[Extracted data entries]
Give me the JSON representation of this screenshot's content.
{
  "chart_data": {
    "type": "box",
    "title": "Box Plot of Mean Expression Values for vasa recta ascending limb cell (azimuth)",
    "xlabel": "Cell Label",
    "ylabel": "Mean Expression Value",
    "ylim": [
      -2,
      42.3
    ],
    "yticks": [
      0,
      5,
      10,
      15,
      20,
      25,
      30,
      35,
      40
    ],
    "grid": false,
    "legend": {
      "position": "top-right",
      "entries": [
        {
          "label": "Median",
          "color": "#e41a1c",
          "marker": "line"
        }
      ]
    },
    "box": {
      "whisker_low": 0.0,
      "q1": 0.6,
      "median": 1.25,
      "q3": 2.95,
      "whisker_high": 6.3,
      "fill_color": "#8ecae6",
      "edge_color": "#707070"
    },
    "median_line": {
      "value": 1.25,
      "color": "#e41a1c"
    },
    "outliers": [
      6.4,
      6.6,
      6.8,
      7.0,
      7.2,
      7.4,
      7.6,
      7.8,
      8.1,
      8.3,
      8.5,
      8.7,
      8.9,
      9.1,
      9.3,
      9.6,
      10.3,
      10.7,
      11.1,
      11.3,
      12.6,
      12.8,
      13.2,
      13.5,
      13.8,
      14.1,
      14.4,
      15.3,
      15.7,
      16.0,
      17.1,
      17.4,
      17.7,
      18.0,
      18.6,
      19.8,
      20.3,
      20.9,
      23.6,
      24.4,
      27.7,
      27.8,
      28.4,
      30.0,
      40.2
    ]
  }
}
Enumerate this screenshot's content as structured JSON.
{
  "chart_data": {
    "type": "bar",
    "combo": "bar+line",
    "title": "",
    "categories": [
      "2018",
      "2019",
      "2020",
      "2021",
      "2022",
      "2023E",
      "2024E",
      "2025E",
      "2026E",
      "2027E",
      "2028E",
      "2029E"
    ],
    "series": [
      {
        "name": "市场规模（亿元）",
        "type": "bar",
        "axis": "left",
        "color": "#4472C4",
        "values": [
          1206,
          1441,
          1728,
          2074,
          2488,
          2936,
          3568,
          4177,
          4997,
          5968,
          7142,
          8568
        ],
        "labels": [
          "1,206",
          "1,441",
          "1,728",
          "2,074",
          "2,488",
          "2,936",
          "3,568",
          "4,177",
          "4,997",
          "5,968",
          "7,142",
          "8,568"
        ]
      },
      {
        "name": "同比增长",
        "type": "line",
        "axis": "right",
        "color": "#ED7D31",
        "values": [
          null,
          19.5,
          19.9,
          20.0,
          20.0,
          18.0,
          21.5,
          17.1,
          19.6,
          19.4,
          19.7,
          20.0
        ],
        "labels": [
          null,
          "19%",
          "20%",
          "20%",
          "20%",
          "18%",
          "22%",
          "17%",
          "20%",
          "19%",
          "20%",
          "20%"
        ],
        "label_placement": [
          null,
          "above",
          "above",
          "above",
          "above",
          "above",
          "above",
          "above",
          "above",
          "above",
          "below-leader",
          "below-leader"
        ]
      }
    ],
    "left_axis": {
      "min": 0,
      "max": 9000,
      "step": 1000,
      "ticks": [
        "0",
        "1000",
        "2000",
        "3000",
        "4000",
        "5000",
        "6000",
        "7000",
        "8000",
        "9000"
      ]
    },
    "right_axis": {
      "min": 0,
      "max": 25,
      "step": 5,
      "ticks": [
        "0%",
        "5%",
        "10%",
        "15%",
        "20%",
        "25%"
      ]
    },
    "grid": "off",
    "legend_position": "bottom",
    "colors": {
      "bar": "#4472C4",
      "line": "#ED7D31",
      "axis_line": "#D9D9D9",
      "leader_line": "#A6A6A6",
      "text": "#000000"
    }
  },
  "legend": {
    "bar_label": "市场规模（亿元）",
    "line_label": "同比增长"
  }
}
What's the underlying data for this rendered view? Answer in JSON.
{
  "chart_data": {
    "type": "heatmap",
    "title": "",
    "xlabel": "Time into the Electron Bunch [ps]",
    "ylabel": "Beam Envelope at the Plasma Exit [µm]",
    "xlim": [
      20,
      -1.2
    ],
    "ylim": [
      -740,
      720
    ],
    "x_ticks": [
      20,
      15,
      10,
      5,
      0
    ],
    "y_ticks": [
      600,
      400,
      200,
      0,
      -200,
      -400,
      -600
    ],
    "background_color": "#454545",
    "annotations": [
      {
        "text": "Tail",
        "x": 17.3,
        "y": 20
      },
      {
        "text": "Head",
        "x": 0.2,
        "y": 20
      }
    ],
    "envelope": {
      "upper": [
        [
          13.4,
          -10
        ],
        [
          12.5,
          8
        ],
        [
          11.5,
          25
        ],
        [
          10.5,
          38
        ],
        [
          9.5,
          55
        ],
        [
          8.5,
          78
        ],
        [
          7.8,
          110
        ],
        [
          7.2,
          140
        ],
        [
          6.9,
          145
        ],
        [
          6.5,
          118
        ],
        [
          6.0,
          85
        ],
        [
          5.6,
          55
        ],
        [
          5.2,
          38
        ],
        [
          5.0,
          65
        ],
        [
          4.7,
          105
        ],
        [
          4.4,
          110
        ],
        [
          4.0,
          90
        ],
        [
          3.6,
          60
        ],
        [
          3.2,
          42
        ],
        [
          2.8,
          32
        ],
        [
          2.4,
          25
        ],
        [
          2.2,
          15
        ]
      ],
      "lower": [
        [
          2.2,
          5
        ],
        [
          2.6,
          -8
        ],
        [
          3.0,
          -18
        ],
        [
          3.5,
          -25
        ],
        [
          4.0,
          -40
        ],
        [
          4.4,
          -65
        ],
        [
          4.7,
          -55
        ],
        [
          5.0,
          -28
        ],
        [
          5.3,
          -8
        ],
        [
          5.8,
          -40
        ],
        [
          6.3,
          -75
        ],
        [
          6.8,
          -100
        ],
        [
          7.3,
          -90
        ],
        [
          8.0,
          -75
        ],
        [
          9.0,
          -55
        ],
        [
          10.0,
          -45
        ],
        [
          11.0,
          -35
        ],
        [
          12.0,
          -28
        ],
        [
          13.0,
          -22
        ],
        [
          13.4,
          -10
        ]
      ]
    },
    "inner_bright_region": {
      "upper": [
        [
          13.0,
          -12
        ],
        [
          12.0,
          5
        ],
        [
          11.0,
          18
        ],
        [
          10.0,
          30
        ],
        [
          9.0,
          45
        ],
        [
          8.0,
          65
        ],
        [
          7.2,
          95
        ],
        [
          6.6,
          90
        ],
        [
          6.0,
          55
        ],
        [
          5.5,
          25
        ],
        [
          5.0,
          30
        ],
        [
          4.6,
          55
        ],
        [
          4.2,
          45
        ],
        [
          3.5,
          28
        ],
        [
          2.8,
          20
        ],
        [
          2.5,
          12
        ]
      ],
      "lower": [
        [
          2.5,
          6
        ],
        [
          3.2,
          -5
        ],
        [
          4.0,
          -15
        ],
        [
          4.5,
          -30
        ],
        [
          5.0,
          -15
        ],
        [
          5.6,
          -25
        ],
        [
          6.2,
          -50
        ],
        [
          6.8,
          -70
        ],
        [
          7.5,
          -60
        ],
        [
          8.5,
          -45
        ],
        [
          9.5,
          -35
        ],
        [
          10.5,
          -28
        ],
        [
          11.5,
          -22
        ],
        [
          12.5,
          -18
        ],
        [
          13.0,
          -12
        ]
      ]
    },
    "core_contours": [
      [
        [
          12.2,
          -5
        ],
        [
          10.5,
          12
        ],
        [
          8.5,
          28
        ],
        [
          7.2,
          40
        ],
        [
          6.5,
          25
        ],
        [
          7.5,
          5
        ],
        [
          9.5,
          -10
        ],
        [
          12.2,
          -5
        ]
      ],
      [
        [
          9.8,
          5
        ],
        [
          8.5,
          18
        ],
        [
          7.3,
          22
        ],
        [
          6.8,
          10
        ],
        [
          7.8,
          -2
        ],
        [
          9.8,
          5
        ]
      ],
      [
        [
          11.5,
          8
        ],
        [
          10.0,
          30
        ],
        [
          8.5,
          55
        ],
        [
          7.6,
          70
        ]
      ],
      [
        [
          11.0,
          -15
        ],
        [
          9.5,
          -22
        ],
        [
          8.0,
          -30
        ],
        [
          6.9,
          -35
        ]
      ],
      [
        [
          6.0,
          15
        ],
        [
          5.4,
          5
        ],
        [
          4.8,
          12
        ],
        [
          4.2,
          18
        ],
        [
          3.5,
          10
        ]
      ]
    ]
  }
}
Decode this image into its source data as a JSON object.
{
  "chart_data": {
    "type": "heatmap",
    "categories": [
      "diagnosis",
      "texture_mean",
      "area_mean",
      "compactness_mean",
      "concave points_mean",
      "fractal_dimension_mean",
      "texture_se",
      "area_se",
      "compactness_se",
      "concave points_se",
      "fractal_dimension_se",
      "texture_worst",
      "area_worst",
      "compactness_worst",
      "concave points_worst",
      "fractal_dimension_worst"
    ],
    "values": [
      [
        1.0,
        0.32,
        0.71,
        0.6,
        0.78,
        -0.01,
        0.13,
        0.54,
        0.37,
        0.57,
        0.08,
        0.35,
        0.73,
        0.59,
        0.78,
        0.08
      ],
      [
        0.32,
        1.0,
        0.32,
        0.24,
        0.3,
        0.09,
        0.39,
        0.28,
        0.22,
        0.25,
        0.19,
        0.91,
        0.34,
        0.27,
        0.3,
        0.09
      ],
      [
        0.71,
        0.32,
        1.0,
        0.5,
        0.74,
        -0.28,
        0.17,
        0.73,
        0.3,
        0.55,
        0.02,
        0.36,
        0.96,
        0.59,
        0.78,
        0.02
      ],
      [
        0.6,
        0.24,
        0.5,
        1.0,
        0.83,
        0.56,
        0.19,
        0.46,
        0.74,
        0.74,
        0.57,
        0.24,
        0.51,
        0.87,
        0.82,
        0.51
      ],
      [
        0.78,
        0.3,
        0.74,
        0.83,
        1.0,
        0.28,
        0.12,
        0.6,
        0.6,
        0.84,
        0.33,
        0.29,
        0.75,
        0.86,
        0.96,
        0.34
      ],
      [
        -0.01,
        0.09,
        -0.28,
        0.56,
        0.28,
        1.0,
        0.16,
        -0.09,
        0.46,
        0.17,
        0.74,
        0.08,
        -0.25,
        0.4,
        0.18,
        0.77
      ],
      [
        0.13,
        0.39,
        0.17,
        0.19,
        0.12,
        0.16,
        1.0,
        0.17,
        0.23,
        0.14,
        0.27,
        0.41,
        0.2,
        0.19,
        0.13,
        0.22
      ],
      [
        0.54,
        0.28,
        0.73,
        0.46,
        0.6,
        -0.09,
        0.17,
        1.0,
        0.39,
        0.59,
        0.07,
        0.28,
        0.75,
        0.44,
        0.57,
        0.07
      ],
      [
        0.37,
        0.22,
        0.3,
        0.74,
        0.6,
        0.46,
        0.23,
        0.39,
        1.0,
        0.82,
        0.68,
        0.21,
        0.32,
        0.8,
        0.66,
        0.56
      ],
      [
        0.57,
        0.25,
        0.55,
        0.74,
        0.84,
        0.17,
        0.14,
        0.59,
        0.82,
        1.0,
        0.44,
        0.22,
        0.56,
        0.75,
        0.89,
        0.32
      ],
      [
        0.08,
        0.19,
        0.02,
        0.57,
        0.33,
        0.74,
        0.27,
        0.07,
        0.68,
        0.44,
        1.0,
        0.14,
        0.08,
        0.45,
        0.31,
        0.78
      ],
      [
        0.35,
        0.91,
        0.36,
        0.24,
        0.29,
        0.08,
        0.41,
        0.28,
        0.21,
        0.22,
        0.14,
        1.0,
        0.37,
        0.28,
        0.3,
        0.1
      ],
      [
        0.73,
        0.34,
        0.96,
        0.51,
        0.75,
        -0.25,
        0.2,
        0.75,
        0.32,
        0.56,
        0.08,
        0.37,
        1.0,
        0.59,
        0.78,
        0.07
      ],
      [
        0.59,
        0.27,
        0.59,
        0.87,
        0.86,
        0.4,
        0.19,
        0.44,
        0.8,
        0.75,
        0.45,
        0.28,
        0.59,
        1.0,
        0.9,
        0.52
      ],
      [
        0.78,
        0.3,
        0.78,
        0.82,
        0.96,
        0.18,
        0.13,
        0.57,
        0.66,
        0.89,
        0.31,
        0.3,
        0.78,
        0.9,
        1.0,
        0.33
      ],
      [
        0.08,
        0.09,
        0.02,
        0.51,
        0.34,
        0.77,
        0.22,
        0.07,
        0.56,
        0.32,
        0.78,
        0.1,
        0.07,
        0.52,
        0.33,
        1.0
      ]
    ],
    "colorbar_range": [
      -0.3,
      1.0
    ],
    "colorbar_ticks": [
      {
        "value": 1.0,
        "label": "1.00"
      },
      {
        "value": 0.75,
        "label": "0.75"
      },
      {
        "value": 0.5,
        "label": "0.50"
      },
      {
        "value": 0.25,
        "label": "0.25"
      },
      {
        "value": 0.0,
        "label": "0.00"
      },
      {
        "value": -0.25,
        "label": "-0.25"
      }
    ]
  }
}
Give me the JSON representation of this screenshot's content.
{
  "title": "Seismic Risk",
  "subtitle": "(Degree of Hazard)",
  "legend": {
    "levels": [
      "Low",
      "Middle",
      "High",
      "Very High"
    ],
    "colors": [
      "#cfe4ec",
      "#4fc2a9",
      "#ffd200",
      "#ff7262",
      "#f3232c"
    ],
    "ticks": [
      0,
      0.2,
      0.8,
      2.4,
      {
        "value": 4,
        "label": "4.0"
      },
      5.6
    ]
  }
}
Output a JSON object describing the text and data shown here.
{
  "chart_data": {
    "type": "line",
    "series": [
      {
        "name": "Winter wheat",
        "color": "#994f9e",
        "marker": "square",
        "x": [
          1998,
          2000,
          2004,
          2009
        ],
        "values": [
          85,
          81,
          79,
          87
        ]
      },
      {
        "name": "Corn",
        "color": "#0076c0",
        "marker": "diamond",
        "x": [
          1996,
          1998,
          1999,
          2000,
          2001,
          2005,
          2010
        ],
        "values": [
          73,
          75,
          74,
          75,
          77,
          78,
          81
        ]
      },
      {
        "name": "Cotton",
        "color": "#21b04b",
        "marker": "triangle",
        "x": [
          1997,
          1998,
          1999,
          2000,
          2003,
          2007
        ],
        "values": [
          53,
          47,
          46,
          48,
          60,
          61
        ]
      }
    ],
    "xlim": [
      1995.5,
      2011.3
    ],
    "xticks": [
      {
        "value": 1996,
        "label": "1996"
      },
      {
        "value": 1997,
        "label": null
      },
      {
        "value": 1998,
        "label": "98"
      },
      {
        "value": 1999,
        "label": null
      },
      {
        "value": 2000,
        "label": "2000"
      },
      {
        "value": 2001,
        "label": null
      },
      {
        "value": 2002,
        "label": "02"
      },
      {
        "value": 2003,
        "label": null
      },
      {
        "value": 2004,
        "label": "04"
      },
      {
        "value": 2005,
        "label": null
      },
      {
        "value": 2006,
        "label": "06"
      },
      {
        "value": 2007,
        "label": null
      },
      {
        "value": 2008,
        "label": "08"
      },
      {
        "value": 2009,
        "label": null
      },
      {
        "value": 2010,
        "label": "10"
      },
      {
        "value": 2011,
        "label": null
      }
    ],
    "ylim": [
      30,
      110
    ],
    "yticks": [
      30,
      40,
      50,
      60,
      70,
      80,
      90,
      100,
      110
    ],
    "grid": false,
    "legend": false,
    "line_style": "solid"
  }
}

» **WHAT IS ASKED**
Write only the number of lines in the data above that include "object".

» **COMPLETE OUTPUT**
2